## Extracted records

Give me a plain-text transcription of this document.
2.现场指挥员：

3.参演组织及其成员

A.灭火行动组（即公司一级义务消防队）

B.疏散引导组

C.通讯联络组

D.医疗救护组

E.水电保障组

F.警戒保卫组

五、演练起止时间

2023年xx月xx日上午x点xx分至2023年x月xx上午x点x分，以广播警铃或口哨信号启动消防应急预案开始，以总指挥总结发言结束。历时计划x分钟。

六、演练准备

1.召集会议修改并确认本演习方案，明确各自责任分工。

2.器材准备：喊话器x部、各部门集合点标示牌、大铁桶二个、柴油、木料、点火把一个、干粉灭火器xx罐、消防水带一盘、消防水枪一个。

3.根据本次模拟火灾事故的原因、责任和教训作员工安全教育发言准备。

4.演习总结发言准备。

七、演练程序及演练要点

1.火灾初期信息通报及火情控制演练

* * *

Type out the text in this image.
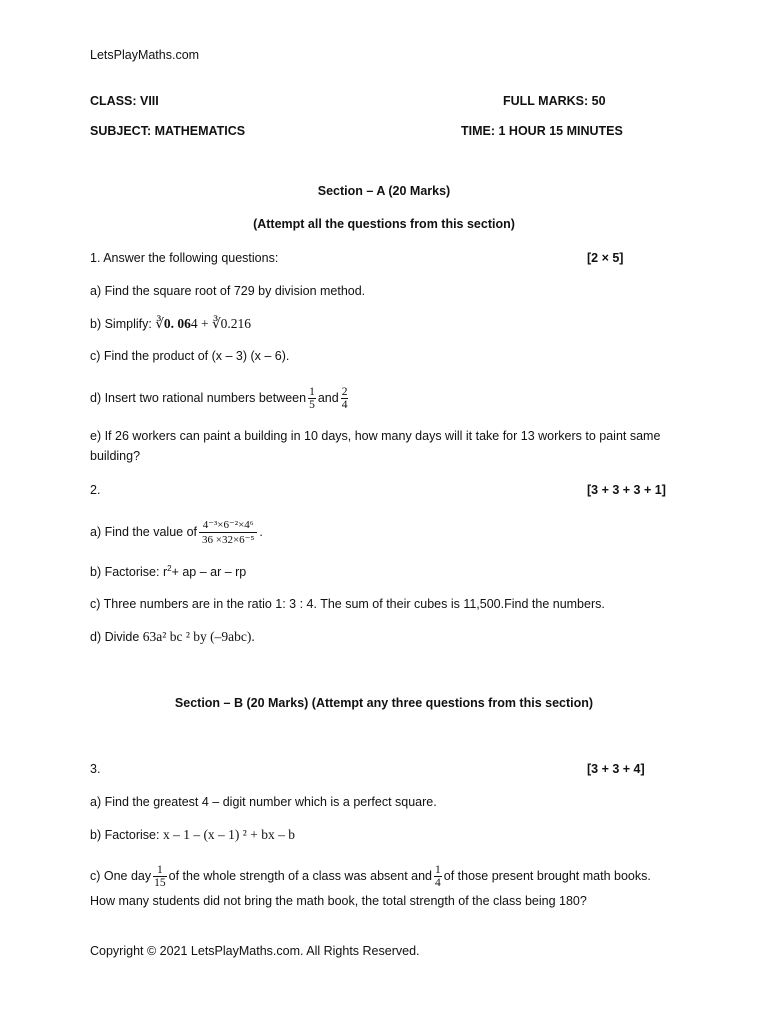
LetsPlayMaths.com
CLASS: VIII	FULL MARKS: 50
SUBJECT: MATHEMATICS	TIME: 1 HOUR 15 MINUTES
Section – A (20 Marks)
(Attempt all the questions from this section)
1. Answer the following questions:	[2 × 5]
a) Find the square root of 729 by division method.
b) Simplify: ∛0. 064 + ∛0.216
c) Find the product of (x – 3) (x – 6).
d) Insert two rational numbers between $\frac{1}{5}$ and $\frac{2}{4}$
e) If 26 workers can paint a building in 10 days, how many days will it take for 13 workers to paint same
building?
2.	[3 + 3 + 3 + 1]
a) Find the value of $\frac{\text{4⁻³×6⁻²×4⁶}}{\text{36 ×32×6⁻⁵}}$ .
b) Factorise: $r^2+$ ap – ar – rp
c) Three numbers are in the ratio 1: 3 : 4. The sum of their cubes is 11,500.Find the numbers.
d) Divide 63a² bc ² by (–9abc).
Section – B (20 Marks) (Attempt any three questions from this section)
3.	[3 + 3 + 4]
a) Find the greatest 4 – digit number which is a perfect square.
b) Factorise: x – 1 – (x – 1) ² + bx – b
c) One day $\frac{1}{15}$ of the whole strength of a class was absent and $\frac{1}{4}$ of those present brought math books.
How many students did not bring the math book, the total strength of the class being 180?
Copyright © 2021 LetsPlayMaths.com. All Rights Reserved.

## PROBLEM REQUIREMENTS
In the listing above, find the lines holding the word "from" and copy them.

## SOLUTION
(Attempt all the questions from this section)
Section – B (20 Marks) (Attempt any three questions from this section)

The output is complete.